Restate the full listing word for word and leave the pictures out.

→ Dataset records
* * * * * * * * *

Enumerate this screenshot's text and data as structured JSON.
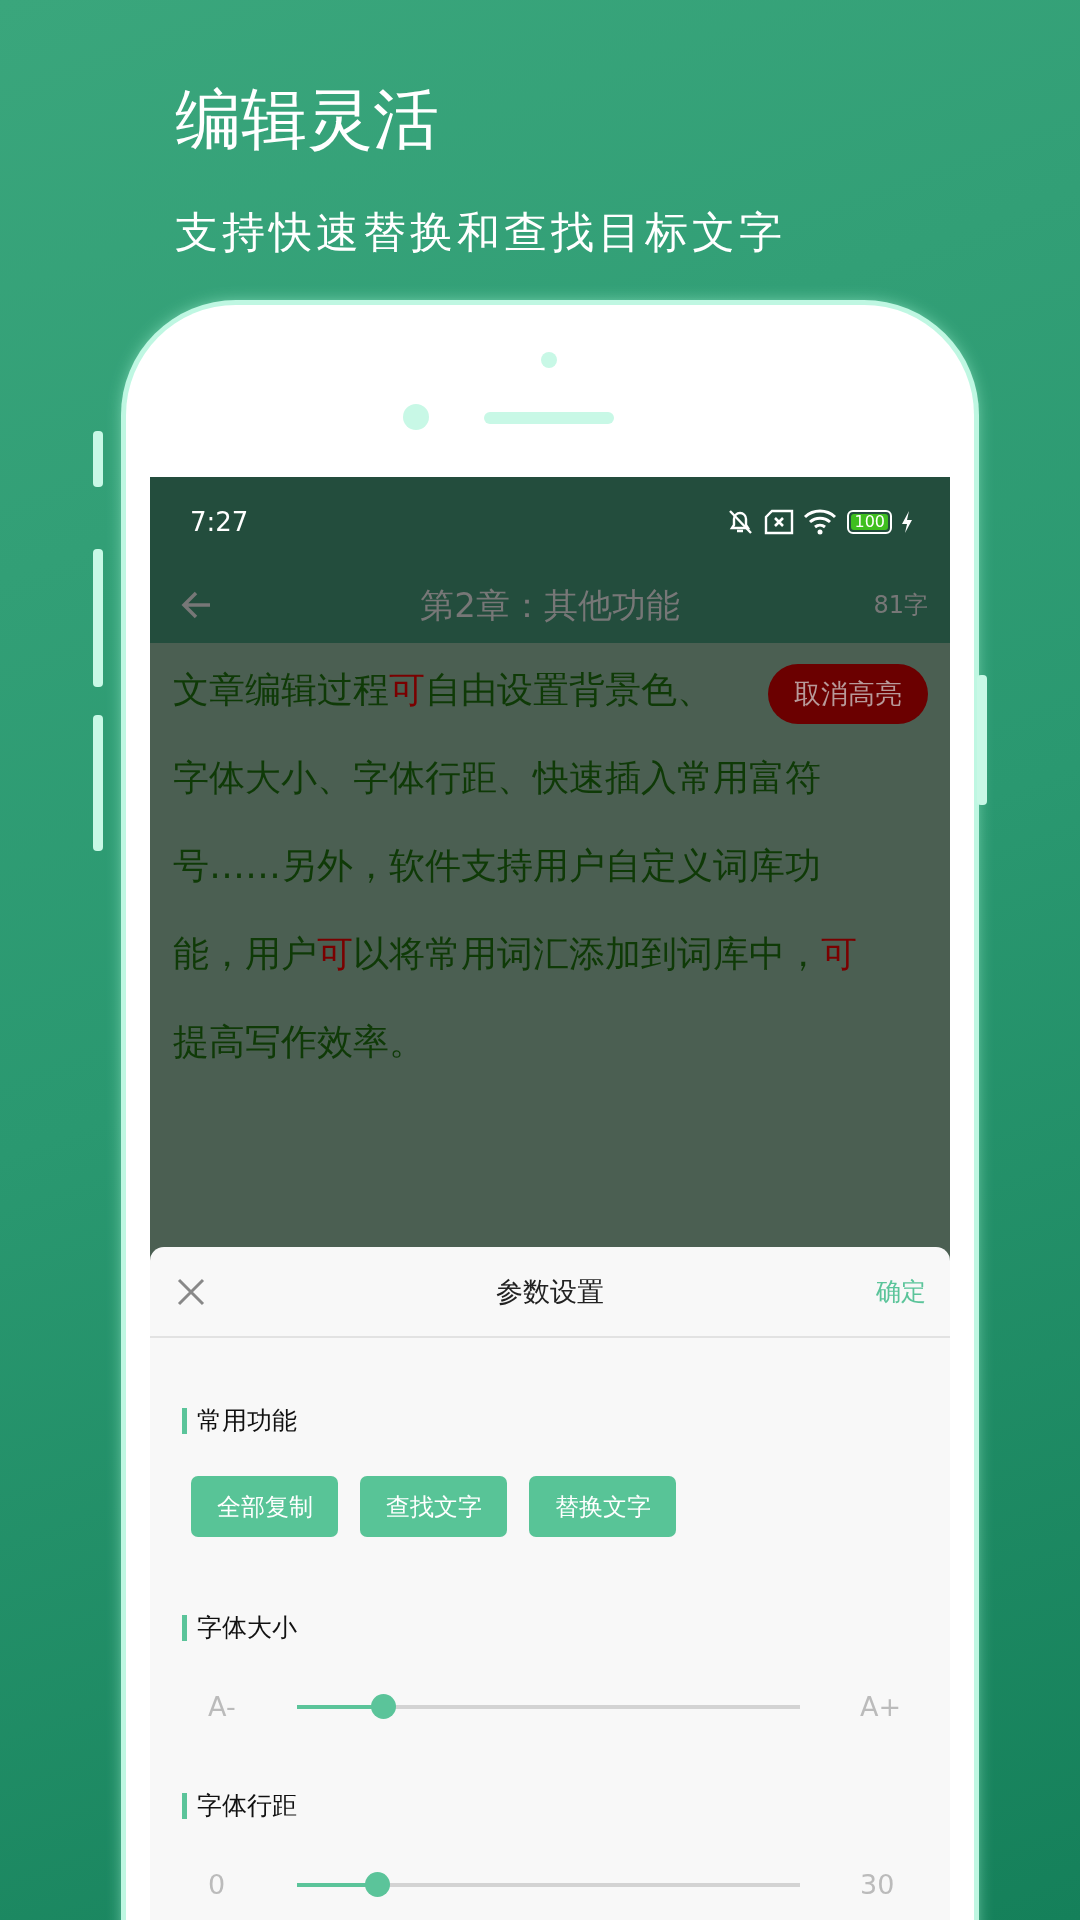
{
  "header": {
    "title": "编辑灵活",
    "subtitle": "支持快速替换和查找目标文字"
  },
  "status_bar": {
    "time": "7:27",
    "battery": "100"
  },
  "toolbar": {
    "title": "第2章：其他功能",
    "word_count": "81字"
  },
  "editor": {
    "lines": [
      [
        {
          "text": "文章编辑过程",
          "highlighted": false
        },
        {
          "text": "可",
          "highlighted": true
        },
        {
          "text": "自由设置背景色、",
          "highlighted": false
        }
      ],
      [
        {
          "text": "字体大小、字体行距、快速插入常用富符",
          "highlighted": false
        }
      ],
      [
        {
          "text": "号……另外，软件支持用户自定义词库功",
          "highlighted": false
        }
      ],
      [
        {
          "text": "能，用户",
          "highlighted": false
        },
        {
          "text": "可",
          "highlighted": true
        },
        {
          "text": "以将常用词汇添加到词库中，",
          "highlighted": false
        },
        {
          "text": "可",
          "highlighted": true
        }
      ],
      [
        {
          "text": "提高写作效率。",
          "highlighted": false
        }
      ]
    ],
    "highlight_button": "取消高亮"
  },
  "sheet": {
    "title": "参数设置",
    "confirm": "确定",
    "sections": [
      {
        "kind": "buttons",
        "title": "常用功能",
        "buttons": [
          "全部复制",
          "查找文字",
          "替换文字"
        ]
      },
      {
        "kind": "slider",
        "title": "字体大小",
        "min_label": "A-",
        "max_label": "A+",
        "level": 0.17
      },
      {
        "kind": "slider",
        "title": "字体行距",
        "min_label": "0",
        "max_label": "30",
        "level": 0.16
      }
    ]
  }
}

* * * * * * * * *

→ RESPONSE TO THE TASK
Enumerate this screenshot's text and data as structured JSON.
{
  "header": {
    "title": "编辑灵活",
    "subtitle": "支持快速替换和查找目标文字"
  },
  "status_bar": {
    "time": "7:27",
    "battery": "100"
  },
  "toolbar": {
    "title": "第2章：其他功能",
    "word_count": "81字"
  },
  "editor": {
    "lines": [
      [
        {
          "text": "文章编辑过程",
          "highlighted": false
        },
        {
          "text": "可",
          "highlighted": true
        },
        {
          "text": "自由设置背景色、",
          "highlighted": false
        }
      ],
      [
        {
          "text": "字体大小、字体行距、快速插入常用富符",
          "highlighted": false
        }
      ],
      [
        {
          "text": "号……另外，软件支持用户自定义词库功",
          "highlighted": false
        }
      ],
      [
        {
          "text": "能，用户",
          "highlighted": false
        },
        {
          "text": "可",
          "highlighted": true
        },
        {
          "text": "以将常用词汇添加到词库中，",
          "highlighted": false
        },
        {
          "text": "可",
          "highlighted": true
        }
      ],
      [
        {
          "text": "提高写作效率。",
          "highlighted": false
        }
      ]
    ],
    "highlight_button": "取消高亮"
  },
  "sheet": {
    "title": "参数设置",
    "confirm": "确定",
    "sections": [
      {
        "kind": "buttons",
        "title": "常用功能",
        "buttons": [
          "全部复制",
          "查找文字",
          "替换文字"
        ]
      },
      {
        "kind": "slider",
        "title": "字体大小",
        "min_label": "A-",
        "max_label": "A+",
        "level": 0.17
      },
      {
        "kind": "slider",
        "title": "字体行距",
        "min_label": "0",
        "max_label": "30",
        "level": 0.16
      }
    ]
  }
}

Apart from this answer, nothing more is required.